Text section:
# # # # # # #
The potential risks of using cell substrates include viruses and other infectious agents, cellular DNA and ribonucleic acid (RNA), and growth promoting (oncogenic) proteins. A two-tiered cell bank system can be used to avoid genetic drift and limit the number of paths necessary. Dr Lei outlined the different types of animal cell substrates and their advantages and disadvantages, they are primary cell culture, diploid cell lines and continuous cell lines.
When developing cell cultures, fundamental features include authenticity (identity/provenance), the absence of contamination (with another cell line/microbes) and stability. GMP provides guidance on establishment of the cell bank, traceability to the originator cell line, storage, handling, cross-contamination and adventitious agent contamination. WHO requirements on cell banks include GMP for Biologicals (TRS 999), GMP for APIs (TRS 957) which is the specific guidance for APIs manufactured by cell culture or fermentations, recommendations for cell substrates (TRS 978) and other product specific recommendations. WHO’s recommendations for cell substrates is limited to animal cells but does consider novel substrates, including cells of avian, canine and insect origin. Issues related to stem cell lines for biological production are included, but not stem cells for therapy by transplantation.
Dr Lei ended by noting that the appropriateness of continuous cell lines for the biological product must be considered, and the MCB and WCB must be fully characterized. Cell bank characterization should include preliminary evaluation (such as for oncogenicity). WHO provides a summary of testing for the evaluation and characterization of the MCB and WCB in its revised draft recommendations, based on input from manufacturers (TRS 978 Annex 3).
Chair Dr Elwyn Griffiths closed the session by providing two case studies to illustrate the importance of following GMP in biologicals production. He noted that consistency of production is critical and depends on factors including the cell substrate, cell production system and separation/purification method.
Viral contamination is a key issue in the safety of biological products. Dr Griffiths noted that guidelines, e.g. WHO recommendations for the evaluation of animal cell cultures as substrates for the manufacture of biological products and for the characterization of cell banks, consider the possible viral contamination of live viral vaccines and rDNA products produced in any mammalian cell as a major issue. Guidance is regularly updated to account for new scientific information and technologies.
# # # # # # #
Provided material:
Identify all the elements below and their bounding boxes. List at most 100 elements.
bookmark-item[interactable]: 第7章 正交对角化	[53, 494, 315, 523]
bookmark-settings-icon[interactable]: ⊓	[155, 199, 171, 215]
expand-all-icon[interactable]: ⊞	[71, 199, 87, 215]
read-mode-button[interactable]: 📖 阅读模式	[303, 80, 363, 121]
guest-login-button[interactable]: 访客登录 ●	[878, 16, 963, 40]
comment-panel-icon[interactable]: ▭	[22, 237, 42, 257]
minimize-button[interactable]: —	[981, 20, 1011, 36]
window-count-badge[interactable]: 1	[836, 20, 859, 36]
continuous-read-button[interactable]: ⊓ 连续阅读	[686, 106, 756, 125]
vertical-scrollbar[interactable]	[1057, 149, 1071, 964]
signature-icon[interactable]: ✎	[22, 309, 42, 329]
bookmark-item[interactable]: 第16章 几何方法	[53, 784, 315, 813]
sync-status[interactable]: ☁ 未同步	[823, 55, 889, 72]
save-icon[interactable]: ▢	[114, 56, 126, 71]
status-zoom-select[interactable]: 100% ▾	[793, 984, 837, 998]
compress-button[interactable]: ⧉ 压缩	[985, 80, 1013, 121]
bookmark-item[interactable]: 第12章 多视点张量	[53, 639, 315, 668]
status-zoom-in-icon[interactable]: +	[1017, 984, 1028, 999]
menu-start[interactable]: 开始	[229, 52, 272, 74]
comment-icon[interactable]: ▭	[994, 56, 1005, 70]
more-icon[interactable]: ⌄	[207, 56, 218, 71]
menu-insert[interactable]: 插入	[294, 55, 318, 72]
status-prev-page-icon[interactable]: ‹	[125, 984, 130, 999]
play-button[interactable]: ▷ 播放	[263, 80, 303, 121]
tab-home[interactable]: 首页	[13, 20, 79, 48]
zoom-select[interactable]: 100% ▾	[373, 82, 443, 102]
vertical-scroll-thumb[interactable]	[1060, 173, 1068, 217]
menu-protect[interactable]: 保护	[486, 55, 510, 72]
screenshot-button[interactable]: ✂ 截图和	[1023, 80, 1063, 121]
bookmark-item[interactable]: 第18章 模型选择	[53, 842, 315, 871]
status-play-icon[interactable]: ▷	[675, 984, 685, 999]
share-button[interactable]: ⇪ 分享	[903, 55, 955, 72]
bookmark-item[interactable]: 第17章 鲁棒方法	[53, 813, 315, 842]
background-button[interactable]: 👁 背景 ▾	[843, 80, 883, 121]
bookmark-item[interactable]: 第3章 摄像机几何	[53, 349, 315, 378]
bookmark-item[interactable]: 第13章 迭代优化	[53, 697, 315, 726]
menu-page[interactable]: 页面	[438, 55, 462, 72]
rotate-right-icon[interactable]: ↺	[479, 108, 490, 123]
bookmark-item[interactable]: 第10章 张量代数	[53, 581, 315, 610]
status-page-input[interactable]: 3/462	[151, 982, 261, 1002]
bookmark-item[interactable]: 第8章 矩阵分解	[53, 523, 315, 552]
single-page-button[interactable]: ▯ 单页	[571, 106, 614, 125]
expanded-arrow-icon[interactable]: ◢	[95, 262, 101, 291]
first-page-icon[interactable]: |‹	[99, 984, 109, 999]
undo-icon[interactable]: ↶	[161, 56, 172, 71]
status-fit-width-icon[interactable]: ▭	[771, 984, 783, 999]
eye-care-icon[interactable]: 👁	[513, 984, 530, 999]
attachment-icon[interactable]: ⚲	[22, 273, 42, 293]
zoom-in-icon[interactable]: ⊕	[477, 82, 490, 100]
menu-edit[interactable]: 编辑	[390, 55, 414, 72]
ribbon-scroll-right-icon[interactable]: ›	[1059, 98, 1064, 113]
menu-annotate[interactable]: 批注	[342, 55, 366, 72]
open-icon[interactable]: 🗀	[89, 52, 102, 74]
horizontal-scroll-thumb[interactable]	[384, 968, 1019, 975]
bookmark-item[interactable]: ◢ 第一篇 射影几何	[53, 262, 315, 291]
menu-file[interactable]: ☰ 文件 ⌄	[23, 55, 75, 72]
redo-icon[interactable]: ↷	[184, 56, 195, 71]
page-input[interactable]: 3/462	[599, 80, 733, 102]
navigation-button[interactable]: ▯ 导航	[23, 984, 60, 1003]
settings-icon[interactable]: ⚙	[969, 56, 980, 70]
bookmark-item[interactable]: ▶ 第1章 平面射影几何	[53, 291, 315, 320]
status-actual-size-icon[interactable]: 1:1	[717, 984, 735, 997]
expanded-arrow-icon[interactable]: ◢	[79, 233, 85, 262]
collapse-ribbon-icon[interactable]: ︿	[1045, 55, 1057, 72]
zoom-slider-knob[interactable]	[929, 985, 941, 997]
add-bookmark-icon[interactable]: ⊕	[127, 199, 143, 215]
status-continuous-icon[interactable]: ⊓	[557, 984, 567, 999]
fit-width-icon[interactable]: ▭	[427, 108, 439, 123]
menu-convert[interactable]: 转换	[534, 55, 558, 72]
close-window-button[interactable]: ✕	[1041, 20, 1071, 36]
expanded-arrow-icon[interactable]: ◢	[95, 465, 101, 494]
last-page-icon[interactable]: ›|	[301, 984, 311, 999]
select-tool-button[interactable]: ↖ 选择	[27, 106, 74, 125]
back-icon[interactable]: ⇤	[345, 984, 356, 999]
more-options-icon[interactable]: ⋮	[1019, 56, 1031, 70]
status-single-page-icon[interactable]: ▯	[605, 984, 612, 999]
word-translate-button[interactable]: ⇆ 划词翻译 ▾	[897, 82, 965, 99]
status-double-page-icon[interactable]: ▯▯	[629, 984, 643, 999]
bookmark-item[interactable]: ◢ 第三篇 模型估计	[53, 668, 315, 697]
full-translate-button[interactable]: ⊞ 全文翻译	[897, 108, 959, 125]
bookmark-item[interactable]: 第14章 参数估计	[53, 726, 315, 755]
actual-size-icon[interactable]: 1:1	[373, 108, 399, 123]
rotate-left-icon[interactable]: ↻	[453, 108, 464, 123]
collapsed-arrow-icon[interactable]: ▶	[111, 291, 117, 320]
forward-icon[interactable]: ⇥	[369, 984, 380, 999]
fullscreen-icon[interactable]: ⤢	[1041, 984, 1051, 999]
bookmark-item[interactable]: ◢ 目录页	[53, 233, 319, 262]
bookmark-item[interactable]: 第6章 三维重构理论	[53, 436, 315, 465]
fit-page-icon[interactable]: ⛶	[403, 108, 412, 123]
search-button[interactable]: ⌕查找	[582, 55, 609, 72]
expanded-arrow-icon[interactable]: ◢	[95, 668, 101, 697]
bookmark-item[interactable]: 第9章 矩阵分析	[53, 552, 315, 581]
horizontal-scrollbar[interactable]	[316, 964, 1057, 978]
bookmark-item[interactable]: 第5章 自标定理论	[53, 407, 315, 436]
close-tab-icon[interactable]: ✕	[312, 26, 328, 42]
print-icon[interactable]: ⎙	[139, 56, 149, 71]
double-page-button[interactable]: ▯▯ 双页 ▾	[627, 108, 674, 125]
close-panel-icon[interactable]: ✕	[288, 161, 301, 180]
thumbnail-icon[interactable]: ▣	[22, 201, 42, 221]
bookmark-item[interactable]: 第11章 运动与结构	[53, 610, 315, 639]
# # # # # # #
Reproduce the part of the text on cell substrates that opens with the words containing "Viral contamination is" and closes with "information and technologies.", swapping "rDNA products" for "recombinant DNA products".

Viral contamination is a key issue in the safety of biological products. Dr Griffiths noted that guidelines, e.g. WHO recommendations for the evaluation of animal cell cultures as substrates for the manufacture of biological products and for the characterization of cell banks, consider the possible viral contamination of live viral vaccines and recombinant DNA products produced in any mammalian cell as a major issue. Guidance is regularly updated to account for new scientific information and technologies.